» **To be done**
Collect every line of the records below that contains the word "title".

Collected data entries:

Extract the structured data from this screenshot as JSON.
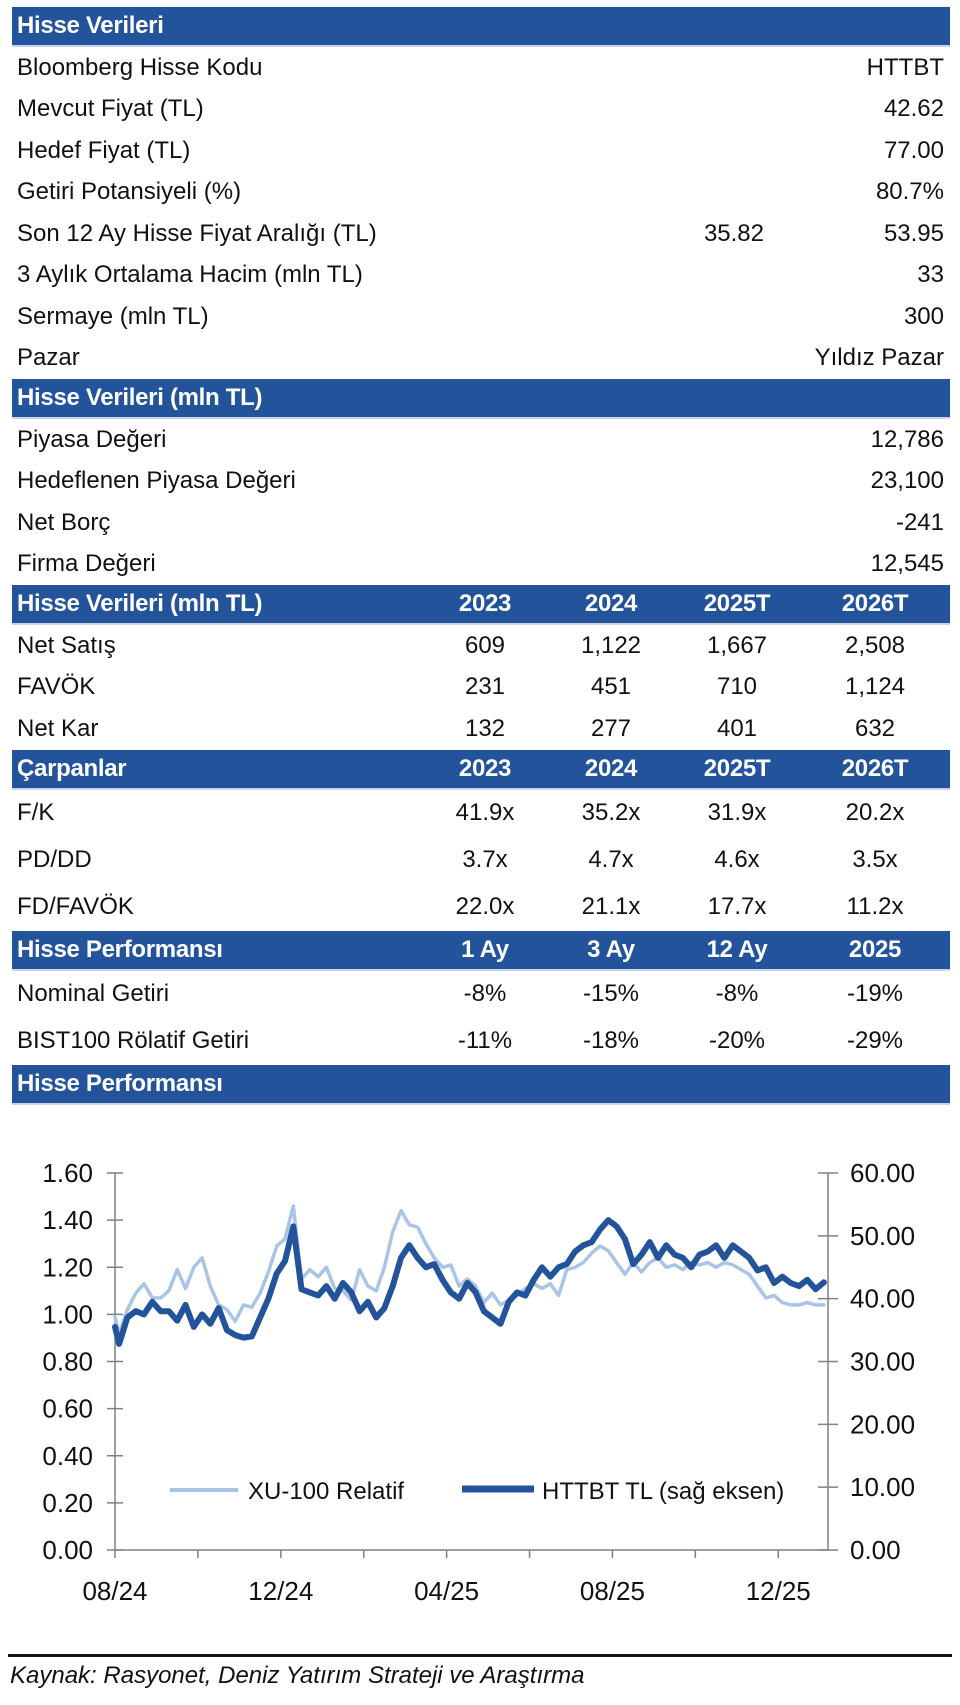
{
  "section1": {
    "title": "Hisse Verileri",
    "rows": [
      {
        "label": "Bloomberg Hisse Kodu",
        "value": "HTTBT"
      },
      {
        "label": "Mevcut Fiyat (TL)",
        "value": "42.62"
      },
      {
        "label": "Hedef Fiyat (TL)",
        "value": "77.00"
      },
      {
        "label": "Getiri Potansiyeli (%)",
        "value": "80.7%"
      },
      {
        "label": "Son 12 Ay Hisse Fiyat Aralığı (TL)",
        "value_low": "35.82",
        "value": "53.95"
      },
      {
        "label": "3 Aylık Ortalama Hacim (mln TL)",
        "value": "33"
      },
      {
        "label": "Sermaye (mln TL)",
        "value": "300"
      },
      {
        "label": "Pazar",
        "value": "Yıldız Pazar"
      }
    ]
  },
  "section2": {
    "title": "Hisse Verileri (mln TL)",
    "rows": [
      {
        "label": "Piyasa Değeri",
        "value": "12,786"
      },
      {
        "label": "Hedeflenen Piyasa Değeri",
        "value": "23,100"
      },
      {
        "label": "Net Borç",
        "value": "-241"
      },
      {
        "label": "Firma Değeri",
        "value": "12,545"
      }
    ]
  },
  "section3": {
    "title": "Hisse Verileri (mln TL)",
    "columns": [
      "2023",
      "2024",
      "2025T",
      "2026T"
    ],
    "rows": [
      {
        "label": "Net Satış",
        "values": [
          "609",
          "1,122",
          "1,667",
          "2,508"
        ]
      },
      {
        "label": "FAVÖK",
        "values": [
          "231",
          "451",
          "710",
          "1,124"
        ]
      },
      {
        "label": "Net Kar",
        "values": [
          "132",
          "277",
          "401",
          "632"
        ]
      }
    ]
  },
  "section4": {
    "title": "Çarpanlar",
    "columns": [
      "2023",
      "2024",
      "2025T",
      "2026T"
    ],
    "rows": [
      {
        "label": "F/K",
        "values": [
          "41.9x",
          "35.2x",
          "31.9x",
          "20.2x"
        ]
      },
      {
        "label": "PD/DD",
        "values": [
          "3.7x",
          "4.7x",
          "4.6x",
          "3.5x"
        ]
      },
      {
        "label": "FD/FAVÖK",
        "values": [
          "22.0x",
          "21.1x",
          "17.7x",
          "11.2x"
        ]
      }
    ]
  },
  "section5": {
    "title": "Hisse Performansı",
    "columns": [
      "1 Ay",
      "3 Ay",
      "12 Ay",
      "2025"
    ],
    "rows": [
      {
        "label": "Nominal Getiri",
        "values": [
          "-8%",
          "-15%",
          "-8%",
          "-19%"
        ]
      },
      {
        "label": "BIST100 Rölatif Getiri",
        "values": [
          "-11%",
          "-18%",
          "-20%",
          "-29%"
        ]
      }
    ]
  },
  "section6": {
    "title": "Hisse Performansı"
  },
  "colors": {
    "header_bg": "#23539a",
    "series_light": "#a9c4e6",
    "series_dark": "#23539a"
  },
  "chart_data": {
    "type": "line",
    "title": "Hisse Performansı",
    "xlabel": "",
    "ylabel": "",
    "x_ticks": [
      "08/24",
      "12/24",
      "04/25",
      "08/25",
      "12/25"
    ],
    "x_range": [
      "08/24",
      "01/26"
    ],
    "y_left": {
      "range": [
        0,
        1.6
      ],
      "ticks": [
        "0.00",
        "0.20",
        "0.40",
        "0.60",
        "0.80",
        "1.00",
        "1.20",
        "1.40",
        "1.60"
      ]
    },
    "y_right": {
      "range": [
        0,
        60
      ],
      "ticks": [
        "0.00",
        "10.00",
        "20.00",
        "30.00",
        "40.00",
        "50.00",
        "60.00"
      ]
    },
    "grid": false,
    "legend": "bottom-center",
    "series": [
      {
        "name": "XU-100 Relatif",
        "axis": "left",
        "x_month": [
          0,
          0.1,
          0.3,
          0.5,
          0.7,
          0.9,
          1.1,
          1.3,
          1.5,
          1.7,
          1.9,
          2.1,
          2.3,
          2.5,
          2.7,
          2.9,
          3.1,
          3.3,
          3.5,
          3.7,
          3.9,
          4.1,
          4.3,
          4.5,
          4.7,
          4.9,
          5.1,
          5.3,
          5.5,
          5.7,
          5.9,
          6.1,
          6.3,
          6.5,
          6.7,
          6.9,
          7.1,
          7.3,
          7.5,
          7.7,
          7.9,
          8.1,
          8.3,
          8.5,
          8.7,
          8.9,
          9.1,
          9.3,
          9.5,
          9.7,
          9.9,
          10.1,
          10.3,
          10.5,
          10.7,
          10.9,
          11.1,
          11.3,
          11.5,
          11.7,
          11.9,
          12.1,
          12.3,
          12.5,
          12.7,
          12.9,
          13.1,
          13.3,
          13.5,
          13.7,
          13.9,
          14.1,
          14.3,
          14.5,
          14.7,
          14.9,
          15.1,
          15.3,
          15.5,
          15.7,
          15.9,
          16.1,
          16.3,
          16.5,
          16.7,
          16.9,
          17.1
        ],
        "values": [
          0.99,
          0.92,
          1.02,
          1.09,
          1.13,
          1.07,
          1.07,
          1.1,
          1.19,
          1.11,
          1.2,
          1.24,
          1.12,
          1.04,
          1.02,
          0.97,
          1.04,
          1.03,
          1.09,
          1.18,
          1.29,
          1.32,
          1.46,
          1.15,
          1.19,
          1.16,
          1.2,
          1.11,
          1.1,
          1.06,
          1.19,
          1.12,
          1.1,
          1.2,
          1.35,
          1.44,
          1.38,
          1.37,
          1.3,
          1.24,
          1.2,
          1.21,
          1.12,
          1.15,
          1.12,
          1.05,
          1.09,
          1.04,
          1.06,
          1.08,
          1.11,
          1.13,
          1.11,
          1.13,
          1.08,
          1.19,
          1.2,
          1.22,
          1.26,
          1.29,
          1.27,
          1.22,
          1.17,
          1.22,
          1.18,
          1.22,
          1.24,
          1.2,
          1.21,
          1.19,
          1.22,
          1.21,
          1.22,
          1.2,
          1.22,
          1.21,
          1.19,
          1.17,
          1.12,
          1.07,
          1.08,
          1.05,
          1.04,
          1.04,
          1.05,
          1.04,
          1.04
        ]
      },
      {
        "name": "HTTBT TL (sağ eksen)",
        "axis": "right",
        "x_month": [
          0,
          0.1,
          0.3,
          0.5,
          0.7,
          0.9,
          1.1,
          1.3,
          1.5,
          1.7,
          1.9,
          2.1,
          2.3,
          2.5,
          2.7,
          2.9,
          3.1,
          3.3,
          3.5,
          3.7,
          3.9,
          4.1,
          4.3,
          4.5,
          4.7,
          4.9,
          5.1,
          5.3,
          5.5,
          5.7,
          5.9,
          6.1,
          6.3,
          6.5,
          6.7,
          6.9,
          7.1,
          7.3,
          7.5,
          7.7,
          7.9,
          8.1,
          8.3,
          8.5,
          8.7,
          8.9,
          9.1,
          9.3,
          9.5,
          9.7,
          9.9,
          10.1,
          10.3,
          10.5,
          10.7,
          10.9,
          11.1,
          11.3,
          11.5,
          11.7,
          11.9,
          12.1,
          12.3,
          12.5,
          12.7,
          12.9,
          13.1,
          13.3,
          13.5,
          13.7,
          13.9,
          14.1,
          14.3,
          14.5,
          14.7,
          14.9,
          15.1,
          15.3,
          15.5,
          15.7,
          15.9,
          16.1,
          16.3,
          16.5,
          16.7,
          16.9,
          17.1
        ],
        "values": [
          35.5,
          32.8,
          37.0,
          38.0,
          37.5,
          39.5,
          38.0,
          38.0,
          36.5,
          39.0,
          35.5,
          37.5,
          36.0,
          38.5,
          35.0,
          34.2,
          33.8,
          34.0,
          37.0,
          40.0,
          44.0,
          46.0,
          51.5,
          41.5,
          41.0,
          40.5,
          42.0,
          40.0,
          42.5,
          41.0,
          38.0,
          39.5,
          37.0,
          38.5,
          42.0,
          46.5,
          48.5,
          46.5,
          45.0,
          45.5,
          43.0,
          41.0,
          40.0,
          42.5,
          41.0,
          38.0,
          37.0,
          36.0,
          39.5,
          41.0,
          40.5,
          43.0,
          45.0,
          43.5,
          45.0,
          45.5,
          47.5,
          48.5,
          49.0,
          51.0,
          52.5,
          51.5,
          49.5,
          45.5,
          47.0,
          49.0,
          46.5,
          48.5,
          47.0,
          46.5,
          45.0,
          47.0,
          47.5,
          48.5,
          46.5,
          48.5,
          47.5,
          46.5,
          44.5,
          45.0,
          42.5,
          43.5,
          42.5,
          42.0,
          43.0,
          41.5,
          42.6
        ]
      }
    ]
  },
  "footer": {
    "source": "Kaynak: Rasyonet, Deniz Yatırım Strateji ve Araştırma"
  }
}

...

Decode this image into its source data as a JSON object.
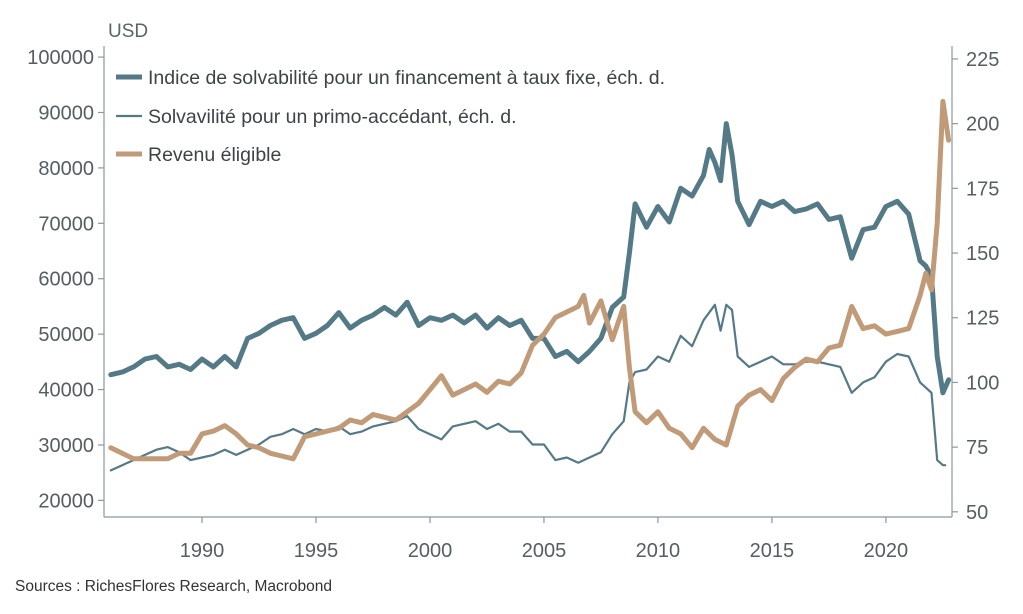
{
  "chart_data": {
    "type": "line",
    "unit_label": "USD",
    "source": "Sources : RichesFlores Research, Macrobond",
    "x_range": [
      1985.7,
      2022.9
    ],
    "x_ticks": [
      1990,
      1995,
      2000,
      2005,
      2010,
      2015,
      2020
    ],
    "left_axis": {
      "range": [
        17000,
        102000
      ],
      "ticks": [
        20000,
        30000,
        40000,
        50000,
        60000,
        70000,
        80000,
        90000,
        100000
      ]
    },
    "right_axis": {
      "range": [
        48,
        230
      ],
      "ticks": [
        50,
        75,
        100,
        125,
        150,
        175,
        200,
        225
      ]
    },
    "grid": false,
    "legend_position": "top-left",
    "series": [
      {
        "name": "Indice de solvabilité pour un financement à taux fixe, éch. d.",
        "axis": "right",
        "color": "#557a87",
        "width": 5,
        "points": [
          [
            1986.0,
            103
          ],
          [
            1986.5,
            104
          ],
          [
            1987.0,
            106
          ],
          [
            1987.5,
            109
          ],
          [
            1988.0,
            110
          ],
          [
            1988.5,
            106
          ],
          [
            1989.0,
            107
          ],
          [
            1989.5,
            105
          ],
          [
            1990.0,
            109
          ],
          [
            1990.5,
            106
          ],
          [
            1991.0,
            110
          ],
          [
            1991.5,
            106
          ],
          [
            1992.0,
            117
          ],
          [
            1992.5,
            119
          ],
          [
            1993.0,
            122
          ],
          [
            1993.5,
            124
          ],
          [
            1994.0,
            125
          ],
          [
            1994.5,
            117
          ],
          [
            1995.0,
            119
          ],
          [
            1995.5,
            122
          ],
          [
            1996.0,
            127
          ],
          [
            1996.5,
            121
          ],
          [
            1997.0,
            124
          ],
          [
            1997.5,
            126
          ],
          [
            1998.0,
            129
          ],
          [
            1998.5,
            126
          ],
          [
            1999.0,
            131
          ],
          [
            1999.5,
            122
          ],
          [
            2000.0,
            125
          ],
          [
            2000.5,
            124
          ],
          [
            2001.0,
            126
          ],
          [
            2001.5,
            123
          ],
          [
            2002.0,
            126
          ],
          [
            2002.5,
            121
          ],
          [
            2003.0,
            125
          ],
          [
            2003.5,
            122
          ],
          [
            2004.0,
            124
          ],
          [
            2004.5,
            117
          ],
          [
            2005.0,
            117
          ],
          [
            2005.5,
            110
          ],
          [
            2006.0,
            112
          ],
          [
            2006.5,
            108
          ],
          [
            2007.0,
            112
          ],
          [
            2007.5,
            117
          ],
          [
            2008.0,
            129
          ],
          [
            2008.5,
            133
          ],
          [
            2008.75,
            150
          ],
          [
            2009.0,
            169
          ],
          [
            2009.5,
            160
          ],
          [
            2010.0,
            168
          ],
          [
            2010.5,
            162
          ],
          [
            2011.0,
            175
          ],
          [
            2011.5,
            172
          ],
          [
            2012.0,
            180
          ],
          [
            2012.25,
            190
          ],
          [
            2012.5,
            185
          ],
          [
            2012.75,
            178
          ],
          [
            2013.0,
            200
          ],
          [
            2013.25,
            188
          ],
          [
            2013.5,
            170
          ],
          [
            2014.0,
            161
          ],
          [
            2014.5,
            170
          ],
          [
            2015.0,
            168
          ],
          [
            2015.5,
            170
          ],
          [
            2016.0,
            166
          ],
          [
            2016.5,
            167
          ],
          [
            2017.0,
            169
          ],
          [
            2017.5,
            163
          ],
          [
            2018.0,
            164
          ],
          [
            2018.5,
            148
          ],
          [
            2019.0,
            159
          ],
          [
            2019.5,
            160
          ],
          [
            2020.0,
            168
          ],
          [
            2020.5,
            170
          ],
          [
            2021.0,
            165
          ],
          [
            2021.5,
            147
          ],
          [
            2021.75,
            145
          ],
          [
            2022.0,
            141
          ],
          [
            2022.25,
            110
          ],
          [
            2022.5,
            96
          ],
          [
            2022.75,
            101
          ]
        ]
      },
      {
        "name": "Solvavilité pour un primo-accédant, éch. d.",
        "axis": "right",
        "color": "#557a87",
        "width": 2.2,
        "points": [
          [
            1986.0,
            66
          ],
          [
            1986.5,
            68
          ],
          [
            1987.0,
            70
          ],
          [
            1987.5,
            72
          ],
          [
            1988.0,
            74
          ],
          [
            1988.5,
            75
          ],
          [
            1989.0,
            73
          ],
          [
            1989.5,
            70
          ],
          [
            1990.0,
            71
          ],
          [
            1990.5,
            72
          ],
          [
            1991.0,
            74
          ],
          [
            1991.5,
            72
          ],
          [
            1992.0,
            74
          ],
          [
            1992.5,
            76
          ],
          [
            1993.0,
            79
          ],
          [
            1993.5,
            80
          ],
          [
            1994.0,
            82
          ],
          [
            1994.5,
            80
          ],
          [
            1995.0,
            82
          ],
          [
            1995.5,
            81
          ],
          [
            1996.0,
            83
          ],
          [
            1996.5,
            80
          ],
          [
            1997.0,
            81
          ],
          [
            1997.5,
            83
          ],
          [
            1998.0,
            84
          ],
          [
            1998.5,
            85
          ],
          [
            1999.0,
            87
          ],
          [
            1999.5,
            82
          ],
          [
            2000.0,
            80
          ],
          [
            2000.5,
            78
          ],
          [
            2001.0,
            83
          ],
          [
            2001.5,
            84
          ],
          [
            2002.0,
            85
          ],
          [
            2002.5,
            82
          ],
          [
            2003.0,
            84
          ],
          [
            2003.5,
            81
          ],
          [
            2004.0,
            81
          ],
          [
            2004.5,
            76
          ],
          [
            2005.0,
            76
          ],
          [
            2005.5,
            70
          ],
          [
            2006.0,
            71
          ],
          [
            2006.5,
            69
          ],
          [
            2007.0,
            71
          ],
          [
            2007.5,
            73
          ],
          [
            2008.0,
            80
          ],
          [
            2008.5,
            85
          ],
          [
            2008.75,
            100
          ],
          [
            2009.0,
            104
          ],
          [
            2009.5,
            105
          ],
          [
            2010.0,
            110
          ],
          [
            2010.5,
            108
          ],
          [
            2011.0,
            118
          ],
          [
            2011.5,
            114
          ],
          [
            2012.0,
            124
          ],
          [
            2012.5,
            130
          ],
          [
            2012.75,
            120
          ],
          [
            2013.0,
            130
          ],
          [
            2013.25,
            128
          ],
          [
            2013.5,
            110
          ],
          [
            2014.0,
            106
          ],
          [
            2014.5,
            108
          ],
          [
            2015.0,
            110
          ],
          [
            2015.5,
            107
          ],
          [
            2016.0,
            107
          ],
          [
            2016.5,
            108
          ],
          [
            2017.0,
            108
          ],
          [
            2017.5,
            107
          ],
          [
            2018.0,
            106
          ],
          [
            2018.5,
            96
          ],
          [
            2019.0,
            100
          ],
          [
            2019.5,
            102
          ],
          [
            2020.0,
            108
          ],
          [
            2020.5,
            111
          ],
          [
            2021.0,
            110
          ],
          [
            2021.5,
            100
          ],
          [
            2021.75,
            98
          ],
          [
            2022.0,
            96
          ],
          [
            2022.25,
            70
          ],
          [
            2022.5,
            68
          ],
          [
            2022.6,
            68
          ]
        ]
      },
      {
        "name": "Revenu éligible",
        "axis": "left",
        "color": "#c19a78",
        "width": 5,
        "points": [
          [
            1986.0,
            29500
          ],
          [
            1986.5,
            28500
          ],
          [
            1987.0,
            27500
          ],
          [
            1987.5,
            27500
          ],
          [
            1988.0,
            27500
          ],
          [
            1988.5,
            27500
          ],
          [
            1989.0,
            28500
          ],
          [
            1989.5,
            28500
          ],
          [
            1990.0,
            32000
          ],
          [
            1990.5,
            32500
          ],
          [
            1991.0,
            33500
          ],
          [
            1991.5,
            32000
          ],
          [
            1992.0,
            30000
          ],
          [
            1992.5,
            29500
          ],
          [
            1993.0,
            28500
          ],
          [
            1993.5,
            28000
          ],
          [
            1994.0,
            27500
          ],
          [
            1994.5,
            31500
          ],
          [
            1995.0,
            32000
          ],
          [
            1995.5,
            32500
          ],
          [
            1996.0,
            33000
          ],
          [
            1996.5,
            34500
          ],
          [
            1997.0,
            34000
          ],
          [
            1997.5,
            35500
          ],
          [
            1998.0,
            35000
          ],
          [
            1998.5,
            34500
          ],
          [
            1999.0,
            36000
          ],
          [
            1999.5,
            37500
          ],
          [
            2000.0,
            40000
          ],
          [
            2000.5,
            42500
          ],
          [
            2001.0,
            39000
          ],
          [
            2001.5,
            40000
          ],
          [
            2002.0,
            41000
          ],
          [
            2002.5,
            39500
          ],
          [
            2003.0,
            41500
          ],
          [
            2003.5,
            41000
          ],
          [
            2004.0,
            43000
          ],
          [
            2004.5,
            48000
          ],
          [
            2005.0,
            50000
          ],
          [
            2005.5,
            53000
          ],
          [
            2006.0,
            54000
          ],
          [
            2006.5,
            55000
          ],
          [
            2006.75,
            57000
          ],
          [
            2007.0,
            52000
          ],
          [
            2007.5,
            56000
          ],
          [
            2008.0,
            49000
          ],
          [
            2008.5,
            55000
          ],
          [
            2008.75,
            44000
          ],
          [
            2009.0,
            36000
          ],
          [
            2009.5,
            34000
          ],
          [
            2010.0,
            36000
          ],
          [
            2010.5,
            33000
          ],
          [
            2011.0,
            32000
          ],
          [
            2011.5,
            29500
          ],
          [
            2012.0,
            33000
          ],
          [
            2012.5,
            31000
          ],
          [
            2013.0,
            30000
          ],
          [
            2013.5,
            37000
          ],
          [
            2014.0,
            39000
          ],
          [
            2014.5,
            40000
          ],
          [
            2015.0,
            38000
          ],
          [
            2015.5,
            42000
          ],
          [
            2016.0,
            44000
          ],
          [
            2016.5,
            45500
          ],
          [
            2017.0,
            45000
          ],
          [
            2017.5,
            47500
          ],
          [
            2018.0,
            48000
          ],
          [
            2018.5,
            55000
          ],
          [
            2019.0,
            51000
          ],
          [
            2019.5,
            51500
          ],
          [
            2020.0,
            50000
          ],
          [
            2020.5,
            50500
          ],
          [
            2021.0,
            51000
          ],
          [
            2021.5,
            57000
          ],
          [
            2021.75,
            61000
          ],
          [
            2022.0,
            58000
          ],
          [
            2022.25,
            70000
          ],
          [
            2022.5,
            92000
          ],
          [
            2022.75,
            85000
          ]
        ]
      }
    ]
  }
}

» **Response below**
    "title": "Hisse Verileri",
    "title": "Hisse Verileri (mln TL)",
    "title": "Hisse Verileri (mln TL)",
    "title": "Çarpanlar",
    "title": "Hisse Performansı",
    "title": "Hisse Performansı"
    "title": "Hisse Performansı",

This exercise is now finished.